- GIVEN DATA -
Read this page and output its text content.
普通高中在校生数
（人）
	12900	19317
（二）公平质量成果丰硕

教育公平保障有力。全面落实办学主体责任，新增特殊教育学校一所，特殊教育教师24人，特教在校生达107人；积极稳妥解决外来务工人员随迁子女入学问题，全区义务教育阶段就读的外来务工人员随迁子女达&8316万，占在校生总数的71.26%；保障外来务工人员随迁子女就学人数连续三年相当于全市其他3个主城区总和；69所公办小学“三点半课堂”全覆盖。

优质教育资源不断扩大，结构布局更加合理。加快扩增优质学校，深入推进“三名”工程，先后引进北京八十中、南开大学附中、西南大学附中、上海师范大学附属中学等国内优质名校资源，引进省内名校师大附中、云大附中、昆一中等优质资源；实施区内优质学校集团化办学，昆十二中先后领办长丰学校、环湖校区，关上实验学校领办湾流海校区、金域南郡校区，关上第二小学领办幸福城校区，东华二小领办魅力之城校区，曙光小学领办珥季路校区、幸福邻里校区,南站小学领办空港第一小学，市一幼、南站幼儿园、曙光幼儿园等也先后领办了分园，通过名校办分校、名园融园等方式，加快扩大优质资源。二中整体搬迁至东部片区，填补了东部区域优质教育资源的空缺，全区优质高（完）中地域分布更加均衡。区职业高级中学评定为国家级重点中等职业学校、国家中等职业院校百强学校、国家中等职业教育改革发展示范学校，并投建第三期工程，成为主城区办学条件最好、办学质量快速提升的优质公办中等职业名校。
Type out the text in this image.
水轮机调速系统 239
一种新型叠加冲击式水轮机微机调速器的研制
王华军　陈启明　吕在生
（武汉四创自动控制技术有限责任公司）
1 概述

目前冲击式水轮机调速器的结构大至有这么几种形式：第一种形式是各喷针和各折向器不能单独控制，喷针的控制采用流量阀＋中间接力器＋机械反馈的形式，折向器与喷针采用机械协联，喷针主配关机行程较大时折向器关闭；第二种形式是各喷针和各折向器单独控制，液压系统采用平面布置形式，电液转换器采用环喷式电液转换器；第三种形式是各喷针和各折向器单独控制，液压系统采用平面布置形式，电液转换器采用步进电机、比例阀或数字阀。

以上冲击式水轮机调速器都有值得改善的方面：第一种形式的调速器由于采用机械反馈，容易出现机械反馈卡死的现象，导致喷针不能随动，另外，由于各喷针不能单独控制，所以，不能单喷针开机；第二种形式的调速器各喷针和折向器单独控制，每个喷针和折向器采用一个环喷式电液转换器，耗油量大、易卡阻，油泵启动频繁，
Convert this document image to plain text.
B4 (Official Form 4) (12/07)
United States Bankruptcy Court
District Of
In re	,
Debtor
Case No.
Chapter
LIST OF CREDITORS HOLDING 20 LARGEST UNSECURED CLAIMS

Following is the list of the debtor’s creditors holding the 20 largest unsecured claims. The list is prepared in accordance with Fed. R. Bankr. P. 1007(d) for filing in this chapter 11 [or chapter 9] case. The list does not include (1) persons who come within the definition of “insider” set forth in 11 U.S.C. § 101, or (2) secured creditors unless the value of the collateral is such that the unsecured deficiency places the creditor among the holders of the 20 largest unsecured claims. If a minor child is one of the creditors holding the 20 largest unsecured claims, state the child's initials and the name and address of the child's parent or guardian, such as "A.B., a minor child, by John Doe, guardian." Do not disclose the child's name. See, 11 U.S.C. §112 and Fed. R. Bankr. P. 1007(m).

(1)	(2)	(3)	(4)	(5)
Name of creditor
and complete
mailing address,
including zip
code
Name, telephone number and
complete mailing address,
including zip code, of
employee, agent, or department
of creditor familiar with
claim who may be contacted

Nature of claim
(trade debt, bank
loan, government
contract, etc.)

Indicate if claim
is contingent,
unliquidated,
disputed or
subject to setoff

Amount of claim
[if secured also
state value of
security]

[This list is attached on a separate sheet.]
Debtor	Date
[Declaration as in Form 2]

- PROBLEM STATEMENT -
Your task is to transcribe the listing above in full, exactly as given.

- ANSWER IN FULL -
Read this page and output its text content.
普通高中在校生数
（人）
	12900	19317
（二）公平质量成果丰硕

教育公平保障有力。全面落实办学主体责任，新增特殊教育学校一所，特殊教育教师24人，特教在校生达107人；积极稳妥解决外来务工人员随迁子女入学问题，全区义务教育阶段就读的外来务工人员随迁子女达&8316万，占在校生总数的71.26%；保障外来务工人员随迁子女就学人数连续三年相当于全市其他3个主城区总和；69所公办小学“三点半课堂”全覆盖。

优质教育资源不断扩大，结构布局更加合理。加快扩增优质学校，深入推进“三名”工程，先后引进北京八十中、南开大学附中、西南大学附中、上海师范大学附属中学等国内优质名校资源，引进省内名校师大附中、云大附中、昆一中等优质资源；实施区内优质学校集团化办学，昆十二中先后领办长丰学校、环湖校区，关上实验学校领办湾流海校区、金域南郡校区，关上第二小学领办幸福城校区，东华二小领办魅力之城校区，曙光小学领办珥季路校区、幸福邻里校区,南站小学领办空港第一小学，市一幼、南站幼儿园、曙光幼儿园等也先后领办了分园，通过名校办分校、名园融园等方式，加快扩大优质资源。二中整体搬迁至东部片区，填补了东部区域优质教育资源的空缺，全区优质高（完）中地域分布更加均衡。区职业高级中学评定为国家级重点中等职业学校、国家中等职业院校百强学校、国家中等职业教育改革发展示范学校，并投建第三期工程，成为主城区办学条件最好、办学质量快速提升的优质公办中等职业名校。
Type out the text in this image.
水轮机调速系统 239
一种新型叠加冲击式水轮机微机调速器的研制
王华军　陈启明　吕在生
（武汉四创自动控制技术有限责任公司）
1 概述

目前冲击式水轮机调速器的结构大至有这么几种形式：第一种形式是各喷针和各折向器不能单独控制，喷针的控制采用流量阀＋中间接力器＋机械反馈的形式，折向器与喷针采用机械协联，喷针主配关机行程较大时折向器关闭；第二种形式是各喷针和各折向器单独控制，液压系统采用平面布置形式，电液转换器采用环喷式电液转换器；第三种形式是各喷针和各折向器单独控制，液压系统采用平面布置形式，电液转换器采用步进电机、比例阀或数字阀。

以上冲击式水轮机调速器都有值得改善的方面：第一种形式的调速器由于采用机械反馈，容易出现机械反馈卡死的现象，导致喷针不能随动，另外，由于各喷针不能单独控制，所以，不能单喷针开机；第二种形式的调速器各喷针和折向器单独控制，每个喷针和折向器采用一个环喷式电液转换器，耗油量大、易卡阻，油泵启动频繁，
Convert this document image to plain text.
B4 (Official Form 4) (12/07)
United States Bankruptcy Court
District Of
In re	,
Debtor
Case No.
Chapter
LIST OF CREDITORS HOLDING 20 LARGEST UNSECURED CLAIMS

Following is the list of the debtor’s creditors holding the 20 largest unsecured claims. The list is prepared in accordance with Fed. R. Bankr. P. 1007(d) for filing in this chapter 11 [or chapter 9] case. The list does not include (1) persons who come within the definition of “insider” set forth in 11 U.S.C. § 101, or (2) secured creditors unless the value of the collateral is such that the unsecured deficiency places the creditor among the holders of the 20 largest unsecured claims. If a minor child is one of the creditors holding the 20 largest unsecured claims, state the child's initials and the name and address of the child's parent or guardian, such as "A.B., a minor child, by John Doe, guardian." Do not disclose the child's name. See, 11 U.S.C. §112 and Fed. R. Bankr. P. 1007(m).

(1)	(2)	(3)	(4)	(5)
Name of creditor
and complete
mailing address,
including zip
code
Name, telephone number and
complete mailing address,
including zip code, of
employee, agent, or department
of creditor familiar with
claim who may be contacted

Nature of claim
(trade debt, bank
loan, government
contract, etc.)

Indicate if claim
is contingent,
unliquidated,
disputed or
subject to setoff

Amount of claim
[if secured also
state value of
security]

[This list is attached on a separate sheet.]
Debtor	Date
[Declaration as in Form 2]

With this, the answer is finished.